The request - Write out the full set of records exactly. Any pictures in them do not belong in the copy.
----------------------------------------
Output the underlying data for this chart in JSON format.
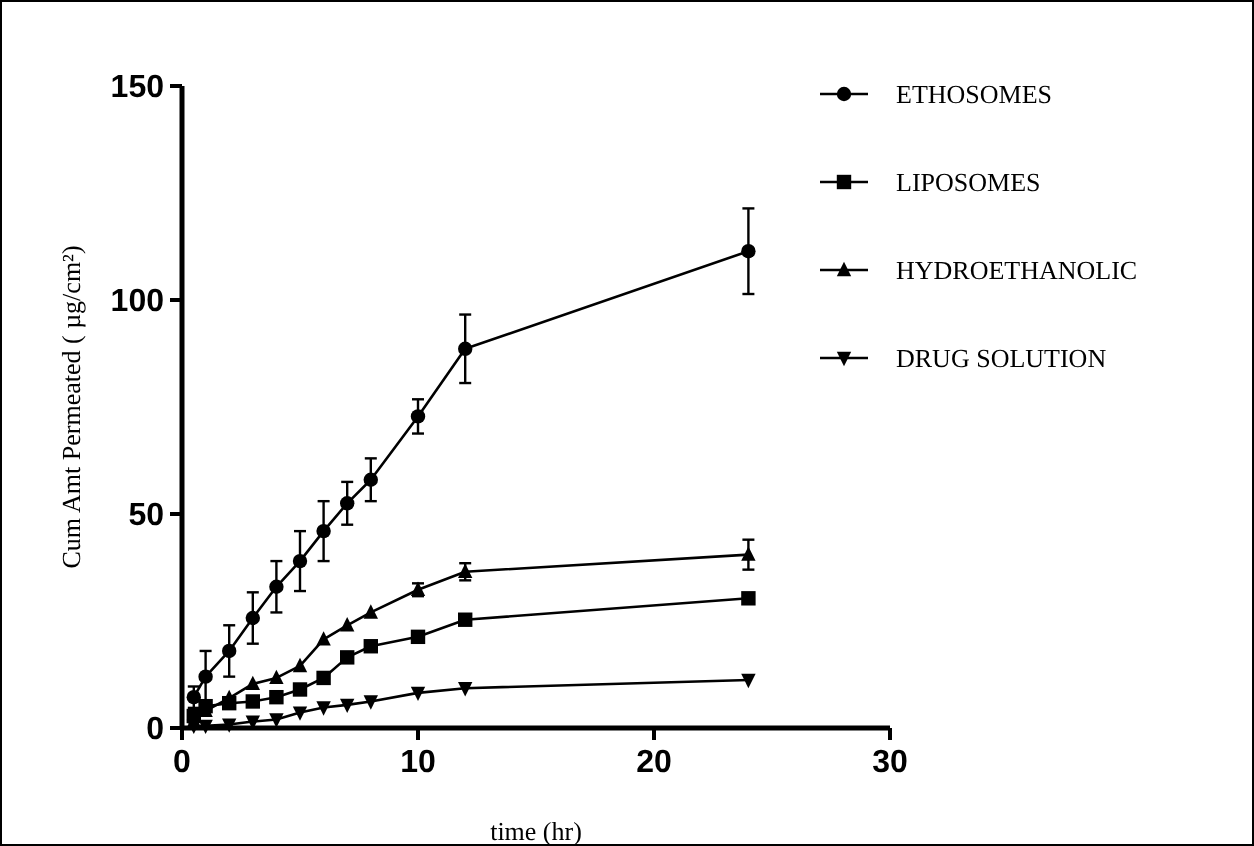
{
  "chart_data": {
    "type": "line",
    "xlabel": "time (hr)",
    "ylabel": "Cum Amt Permeated ( µg/cm²)",
    "xlim": [
      0,
      30
    ],
    "xticks": [
      0,
      10,
      20,
      30
    ],
    "ylim": [
      0,
      150
    ],
    "yticks": [
      0,
      50,
      100,
      150
    ],
    "grid": false,
    "legend": "right",
    "line_style": "solid",
    "x": [
      0.5,
      1,
      2,
      3,
      4,
      5,
      6,
      7,
      8,
      10,
      12,
      24
    ],
    "series": [
      {
        "name": "ETHOSOMES",
        "color": "#000000",
        "marker": "circle",
        "values": [
          7.2,
          12,
          18,
          25.7,
          33,
          39,
          46,
          52.5,
          58,
          72.8,
          88.6,
          111.4
        ],
        "errors": [
          2.5,
          6,
          6,
          6,
          6,
          7,
          7,
          5,
          5,
          4,
          8,
          10
        ]
      },
      {
        "name": "LIPOSOMES",
        "color": "#000000",
        "marker": "square",
        "values": [
          2.8,
          5.1,
          5.8,
          6.2,
          7.2,
          9,
          11.7,
          16.5,
          19.1,
          21.3,
          25.3,
          30.3
        ]
      },
      {
        "name": "HYDROETHANOLIC",
        "color": "#000000",
        "marker": "triangle",
        "values": [
          1.5,
          4,
          7,
          10.3,
          11.7,
          14.5,
          20.7,
          24,
          27,
          32.3,
          36.5,
          40.5
        ],
        "errors": [
          null,
          null,
          null,
          null,
          null,
          null,
          null,
          null,
          null,
          1.5,
          2,
          3.5
        ]
      },
      {
        "name": "DRUG SOLUTION",
        "color": "#000000",
        "marker": "triangle-down",
        "values": [
          0.5,
          0.5,
          0.8,
          1.5,
          2,
          3.6,
          4.8,
          5.4,
          6.2,
          8.2,
          9.3,
          11.2
        ]
      }
    ]
  }
}
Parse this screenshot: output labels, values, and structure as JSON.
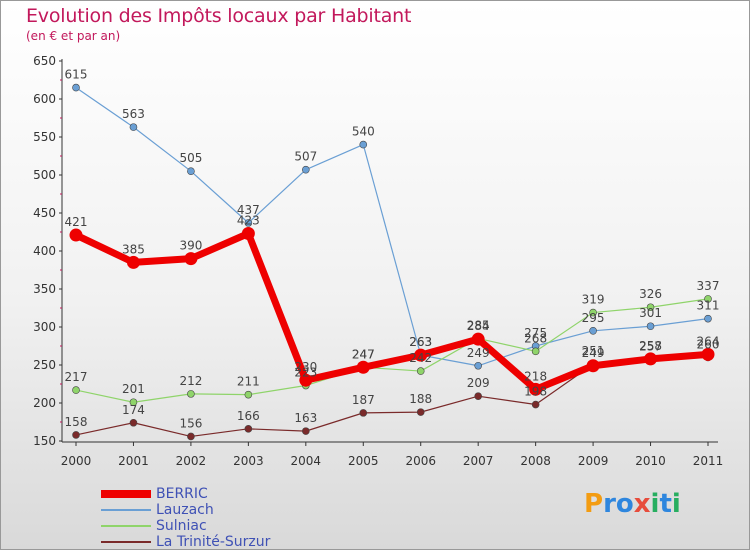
{
  "header": {
    "title": "Evolution des Impôts locaux par Habitant",
    "subtitle": "(en € et par an)"
  },
  "logo": {
    "letters": [
      "P",
      "r",
      "o",
      "x",
      "i",
      "t",
      "i"
    ],
    "colors": [
      "#f39c12",
      "#2e86de",
      "#2e86de",
      "#e74c3c",
      "#27ae60",
      "#2e86de",
      "#27ae60"
    ]
  },
  "chart_data": {
    "type": "line",
    "title": "Evolution des Impôts locaux par Habitant",
    "subtitle": "(en € et par an)",
    "xlabel": "",
    "ylabel": "",
    "x": [
      "2000",
      "2001",
      "2002",
      "2003",
      "2004",
      "2005",
      "2006",
      "2007",
      "2008",
      "2009",
      "2010",
      "2011"
    ],
    "ylim": [
      150,
      650
    ],
    "yticks": [
      150,
      200,
      250,
      300,
      350,
      400,
      450,
      500,
      550,
      600,
      650
    ],
    "grid": false,
    "legend_position": "bottom-left",
    "series": [
      {
        "name": "BERRIC",
        "color": "#ee0000",
        "bold": true,
        "values": [
          421,
          385,
          390,
          423,
          230,
          247,
          263,
          284,
          218,
          249,
          258,
          264
        ],
        "labels": [
          "421",
          "385",
          "390",
          "423",
          "230",
          "247",
          "263",
          "284",
          "218",
          "249",
          "258",
          "264"
        ]
      },
      {
        "name": "Lauzach",
        "color": "#6a9fd4",
        "bold": false,
        "values": [
          615,
          563,
          505,
          437,
          507,
          540,
          263,
          249,
          275,
          295,
          301,
          311
        ],
        "labels": [
          "615",
          "563",
          "505",
          "437",
          "507",
          "540",
          "263",
          "249",
          "275",
          "295",
          "301",
          "311"
        ]
      },
      {
        "name": "Sulniac",
        "color": "#8fd46a",
        "bold": false,
        "values": [
          217,
          201,
          212,
          211,
          223,
          247,
          242,
          285,
          268,
          319,
          326,
          337
        ],
        "labels": [
          "217",
          "201",
          "212",
          "211",
          "223",
          "247",
          "242",
          "285",
          "268",
          "319",
          "326",
          "337"
        ]
      },
      {
        "name": "La Trinité-Surzur",
        "color": "#7a2a2a",
        "bold": false,
        "values": [
          158,
          174,
          156,
          166,
          163,
          187,
          188,
          209,
          198,
          251,
          257,
          260
        ],
        "labels": [
          "158",
          "174",
          "156",
          "166",
          "163",
          "187",
          "188",
          "209",
          "198",
          "251",
          "257",
          "260"
        ]
      }
    ]
  }
}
----------------------------------------
Final answer -
Output the underlying data for this chart in JSON format.
{
  "chart_data": {
    "type": "line",
    "xlabel": "time (hr)",
    "ylabel": "Cum Amt Permeated ( µg/cm²)",
    "xlim": [
      0,
      30
    ],
    "xticks": [
      0,
      10,
      20,
      30
    ],
    "ylim": [
      0,
      150
    ],
    "yticks": [
      0,
      50,
      100,
      150
    ],
    "grid": false,
    "legend": "right",
    "line_style": "solid",
    "x": [
      0.5,
      1,
      2,
      3,
      4,
      5,
      6,
      7,
      8,
      10,
      12,
      24
    ],
    "series": [
      {
        "name": "ETHOSOMES",
        "color": "#000000",
        "marker": "circle",
        "values": [
          7.2,
          12,
          18,
          25.7,
          33,
          39,
          46,
          52.5,
          58,
          72.8,
          88.6,
          111.4
        ],
        "errors": [
          2.5,
          6,
          6,
          6,
          6,
          7,
          7,
          5,
          5,
          4,
          8,
          10
        ]
      },
      {
        "name": "LIPOSOMES",
        "color": "#000000",
        "marker": "square",
        "values": [
          2.8,
          5.1,
          5.8,
          6.2,
          7.2,
          9,
          11.7,
          16.5,
          19.1,
          21.3,
          25.3,
          30.3
        ]
      },
      {
        "name": "HYDROETHANOLIC",
        "color": "#000000",
        "marker": "triangle",
        "values": [
          1.5,
          4,
          7,
          10.3,
          11.7,
          14.5,
          20.7,
          24,
          27,
          32.3,
          36.5,
          40.5
        ],
        "errors": [
          null,
          null,
          null,
          null,
          null,
          null,
          null,
          null,
          null,
          1.5,
          2,
          3.5
        ]
      },
      {
        "name": "DRUG SOLUTION",
        "color": "#000000",
        "marker": "triangle-down",
        "values": [
          0.5,
          0.5,
          0.8,
          1.5,
          2,
          3.6,
          4.8,
          5.4,
          6.2,
          8.2,
          9.3,
          11.2
        ]
      }
    ]
  }
}
Parse this screenshot: output labels, values, and structure as JSON.
{
  "header": {
    "title": "Evolution des Impôts locaux par Habitant",
    "subtitle": "(en € et par an)"
  },
  "logo": {
    "letters": [
      "P",
      "r",
      "o",
      "x",
      "i",
      "t",
      "i"
    ],
    "colors": [
      "#f39c12",
      "#2e86de",
      "#2e86de",
      "#e74c3c",
      "#27ae60",
      "#2e86de",
      "#27ae60"
    ]
  },
  "chart_data": {
    "type": "line",
    "title": "Evolution des Impôts locaux par Habitant",
    "subtitle": "(en € et par an)",
    "xlabel": "",
    "ylabel": "",
    "x": [
      "2000",
      "2001",
      "2002",
      "2003",
      "2004",
      "2005",
      "2006",
      "2007",
      "2008",
      "2009",
      "2010",
      "2011"
    ],
    "ylim": [
      150,
      650
    ],
    "yticks": [
      150,
      200,
      250,
      300,
      350,
      400,
      450,
      500,
      550,
      600,
      650
    ],
    "grid": false,
    "legend_position": "bottom-left",
    "series": [
      {
        "name": "BERRIC",
        "color": "#ee0000",
        "bold": true,
        "values": [
          421,
          385,
          390,
          423,
          230,
          247,
          263,
          284,
          218,
          249,
          258,
          264
        ],
        "labels": [
          "421",
          "385",
          "390",
          "423",
          "230",
          "247",
          "263",
          "284",
          "218",
          "249",
          "258",
          "264"
        ]
      },
      {
        "name": "Lauzach",
        "color": "#6a9fd4",
        "bold": false,
        "values": [
          615,
          563,
          505,
          437,
          507,
          540,
          263,
          249,
          275,
          295,
          301,
          311
        ],
        "labels": [
          "615",
          "563",
          "505",
          "437",
          "507",
          "540",
          "263",
          "249",
          "275",
          "295",
          "301",
          "311"
        ]
      },
      {
        "name": "Sulniac",
        "color": "#8fd46a",
        "bold": false,
        "values": [
          217,
          201,
          212,
          211,
          223,
          247,
          242,
          285,
          268,
          319,
          326,
          337
        ],
        "labels": [
          "217",
          "201",
          "212",
          "211",
          "223",
          "247",
          "242",
          "285",
          "268",
          "319",
          "326",
          "337"
        ]
      },
      {
        "name": "La Trinité-Surzur",
        "color": "#7a2a2a",
        "bold": false,
        "values": [
          158,
          174,
          156,
          166,
          163,
          187,
          188,
          209,
          198,
          251,
          257,
          260
        ],
        "labels": [
          "158",
          "174",
          "156",
          "166",
          "163",
          "187",
          "188",
          "209",
          "198",
          "251",
          "257",
          "260"
        ]
      }
    ]
  }
}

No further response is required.